AIM >> In the listing below, find every line with the string "السلام" and pull it out.

PROVIDED ENTRIES >>
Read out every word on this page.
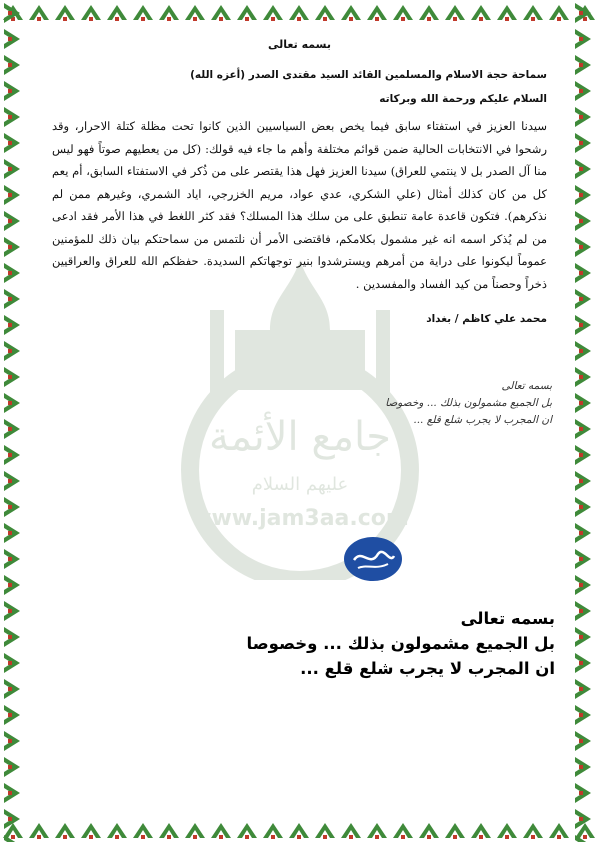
جامع الأئمة
عليهم السلام
www.jam3aa.com
بسمه تعالى
سماحة حجة الاسلام والمسلمين القائد السيد مقتدى الصدر (أعزه الله)
السلام عليكم ورحمة الله وبركاته

سيدنا العزيز في استفتاء سابق فيما يخص بعض السياسيين الذين كانوا تحت مظلة كتلة الاحرار، وقد رشحوا في الانتخابات الحالية ضمن قوائم مختلفة وأهم ما جاء فيه قولك: (كل من يعطيهم صوتاً فهو ليس منا آل الصدر بل لا ينتمي للعراق) سيدنا العزيز فهل هذا يقتصر على من ذُكر في الاستفتاء السابق، أم يعم كل من كان كذلك أمثال (علي الشكري، عدي عواد، مريم الخزرجي، اياد الشمري، وغيرهم ممن لم نذكرهم). فتكون قاعدة عامة تنطبق على من سلك هذا المسلك؟ فقد كثر اللغط في هذا الأمر فقد ادعى من لم يُذكر اسمه انه غير مشمول بكلامكم، فاقتضى الأمر أن نلتمس من سماحتكم بيان ذلك للمؤمنين عموماً ليكونوا على دراية من أمرهم ويسترشدوا بنير توجهاتكم السديدة. حفظكم الله للعراق والعراقيين ذخراً وحصناً من كيد الفساد والمفسدين .

محمد علي كاظم / بغداد
بسمه تعالى
بل الجميع مشمولون بذلك ... وخصوصا
ان المجرب لا يجرب شلع قلع ...
بسمه تعالى
بل الجميع مشمولون بذلك ... وخصوصا
ان المجرب لا يجرب شلع قلع ...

OUTPUT BELOW >>
عليهم السلام
السلام عليكم ورحمة الله وبركاته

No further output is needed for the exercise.